Copy out all the records, word for word.

(Data records)

_____

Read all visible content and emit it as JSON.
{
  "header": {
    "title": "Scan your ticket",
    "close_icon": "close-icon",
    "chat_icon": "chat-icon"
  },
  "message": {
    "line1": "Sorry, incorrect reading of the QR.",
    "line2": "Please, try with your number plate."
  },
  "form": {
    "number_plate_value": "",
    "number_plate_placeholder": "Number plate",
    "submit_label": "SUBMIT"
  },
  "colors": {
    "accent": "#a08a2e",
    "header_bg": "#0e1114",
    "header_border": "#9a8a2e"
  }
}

_____

> _Expected answer_
Read all visible content and emit it as JSON.
{
  "header": {
    "title": "Scan your ticket",
    "close_icon": "close-icon",
    "chat_icon": "chat-icon"
  },
  "message": {
    "line1": "Sorry, incorrect reading of the QR.",
    "line2": "Please, try with your number plate."
  },
  "form": {
    "number_plate_value": "",
    "number_plate_placeholder": "Number plate",
    "submit_label": "SUBMIT"
  },
  "colors": {
    "accent": "#a08a2e",
    "header_bg": "#0e1114",
    "header_border": "#9a8a2e"
  }
}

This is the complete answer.